▶ TASK PROMPT: Return the records, each one exactly as written.

▶ SOURCE DATA:
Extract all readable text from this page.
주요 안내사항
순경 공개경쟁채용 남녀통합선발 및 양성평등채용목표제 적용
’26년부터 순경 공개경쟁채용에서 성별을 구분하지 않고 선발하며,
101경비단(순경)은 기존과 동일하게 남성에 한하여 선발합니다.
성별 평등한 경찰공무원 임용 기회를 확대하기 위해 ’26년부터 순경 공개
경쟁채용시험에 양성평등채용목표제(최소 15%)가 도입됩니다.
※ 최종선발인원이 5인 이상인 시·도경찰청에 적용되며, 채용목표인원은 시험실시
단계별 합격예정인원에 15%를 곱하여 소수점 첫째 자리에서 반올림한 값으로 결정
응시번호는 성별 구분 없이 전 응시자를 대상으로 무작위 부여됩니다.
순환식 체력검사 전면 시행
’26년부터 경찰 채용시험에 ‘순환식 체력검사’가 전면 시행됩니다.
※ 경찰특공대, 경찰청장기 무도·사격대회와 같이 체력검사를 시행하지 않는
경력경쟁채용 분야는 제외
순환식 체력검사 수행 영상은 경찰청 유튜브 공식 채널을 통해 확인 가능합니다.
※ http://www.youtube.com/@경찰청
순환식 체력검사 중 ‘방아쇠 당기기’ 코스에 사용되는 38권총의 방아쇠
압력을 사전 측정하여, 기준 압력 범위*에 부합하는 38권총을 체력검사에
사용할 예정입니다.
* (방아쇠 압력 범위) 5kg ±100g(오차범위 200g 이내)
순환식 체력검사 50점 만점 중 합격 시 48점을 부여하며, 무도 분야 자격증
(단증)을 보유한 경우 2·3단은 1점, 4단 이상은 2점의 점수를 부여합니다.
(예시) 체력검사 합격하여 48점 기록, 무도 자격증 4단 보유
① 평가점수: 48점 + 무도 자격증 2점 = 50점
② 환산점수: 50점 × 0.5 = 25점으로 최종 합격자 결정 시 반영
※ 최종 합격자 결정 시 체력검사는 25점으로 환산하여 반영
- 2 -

▶ WRITTEN ANSWER:
Extract all readable text from this page.
주요 안내사항
순경 공개경쟁채용 남녀통합선발 및 양성평등채용목표제 적용
’26년부터 순경 공개경쟁채용에서 성별을 구분하지 않고 선발하며,
101경비단(순경)은 기존과 동일하게 남성에 한하여 선발합니다.
성별 평등한 경찰공무원 임용 기회를 확대하기 위해 ’26년부터 순경 공개
경쟁채용시험에 양성평등채용목표제(최소 15%)가 도입됩니다.
※ 최종선발인원이 5인 이상인 시·도경찰청에 적용되며, 채용목표인원은 시험실시
단계별 합격예정인원에 15%를 곱하여 소수점 첫째 자리에서 반올림한 값으로 결정
응시번호는 성별 구분 없이 전 응시자를 대상으로 무작위 부여됩니다.
순환식 체력검사 전면 시행
’26년부터 경찰 채용시험에 ‘순환식 체력검사’가 전면 시행됩니다.
※ 경찰특공대, 경찰청장기 무도·사격대회와 같이 체력검사를 시행하지 않는
경력경쟁채용 분야는 제외
순환식 체력검사 수행 영상은 경찰청 유튜브 공식 채널을 통해 확인 가능합니다.
※ http://www.youtube.com/@경찰청
순환식 체력검사 중 ‘방아쇠 당기기’ 코스에 사용되는 38권총의 방아쇠
압력을 사전 측정하여, 기준 압력 범위*에 부합하는 38권총을 체력검사에
사용할 예정입니다.
* (방아쇠 압력 범위) 5kg ±100g(오차범위 200g 이내)
순환식 체력검사 50점 만점 중 합격 시 48점을 부여하며, 무도 분야 자격증
(단증)을 보유한 경우 2·3단은 1점, 4단 이상은 2점의 점수를 부여합니다.
(예시) 체력검사 합격하여 48점 기록, 무도 자격증 4단 보유
① 평가점수: 48점 + 무도 자격증 2점 = 50점
② 환산점수: 50점 × 0.5 = 25점으로 최종 합격자 결정 시 반영
※ 최종 합격자 결정 시 체력검사는 25점으로 환산하여 반영
- 2 -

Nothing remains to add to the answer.